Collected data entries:
↓↓↓
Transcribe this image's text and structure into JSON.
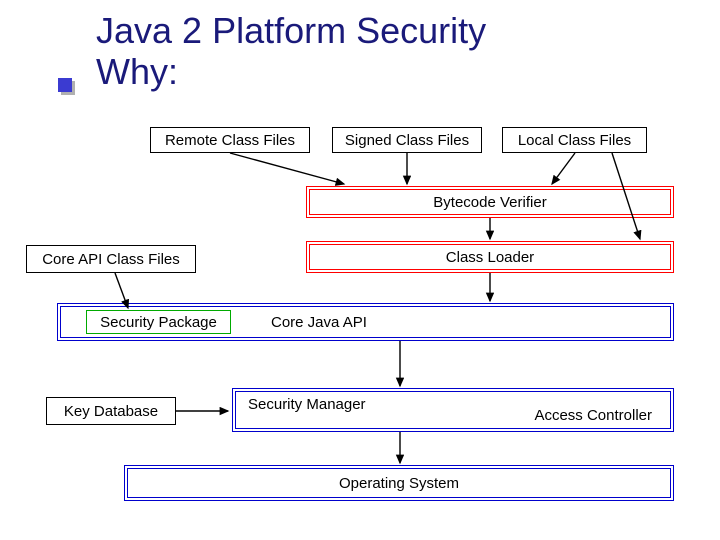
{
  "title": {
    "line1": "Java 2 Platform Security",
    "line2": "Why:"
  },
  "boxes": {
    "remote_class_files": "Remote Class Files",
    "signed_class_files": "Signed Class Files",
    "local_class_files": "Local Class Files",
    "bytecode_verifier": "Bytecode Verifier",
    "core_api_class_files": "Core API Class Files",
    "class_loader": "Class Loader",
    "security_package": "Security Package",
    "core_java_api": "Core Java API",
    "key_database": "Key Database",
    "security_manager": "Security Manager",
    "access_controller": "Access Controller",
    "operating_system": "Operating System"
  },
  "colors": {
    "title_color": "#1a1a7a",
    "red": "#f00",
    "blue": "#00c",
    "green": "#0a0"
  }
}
↑↑↑
↓↓↓
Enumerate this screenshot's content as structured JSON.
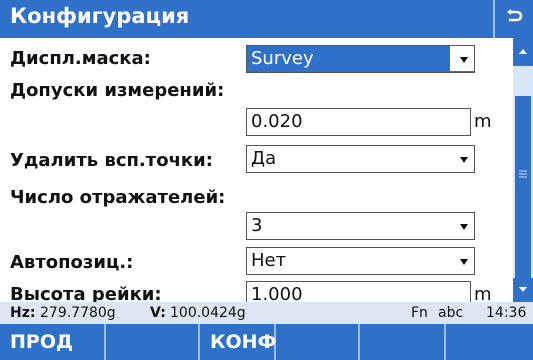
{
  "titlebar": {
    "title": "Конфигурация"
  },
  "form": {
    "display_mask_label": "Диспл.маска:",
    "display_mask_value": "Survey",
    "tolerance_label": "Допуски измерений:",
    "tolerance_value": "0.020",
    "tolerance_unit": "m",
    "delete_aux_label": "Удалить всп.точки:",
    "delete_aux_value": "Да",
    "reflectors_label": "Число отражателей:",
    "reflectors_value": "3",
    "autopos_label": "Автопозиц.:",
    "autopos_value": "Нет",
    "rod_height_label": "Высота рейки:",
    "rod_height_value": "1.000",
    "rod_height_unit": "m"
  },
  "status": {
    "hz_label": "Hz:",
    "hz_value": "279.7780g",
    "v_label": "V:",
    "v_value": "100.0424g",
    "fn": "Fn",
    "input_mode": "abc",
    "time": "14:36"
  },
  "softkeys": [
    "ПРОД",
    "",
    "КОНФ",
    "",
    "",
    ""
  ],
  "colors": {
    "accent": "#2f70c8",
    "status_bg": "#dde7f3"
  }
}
↑↑↑
§ **REQUIRED WORK**
Output a single number: how many lines contain the word "Files".

§ **RESPONSE**
4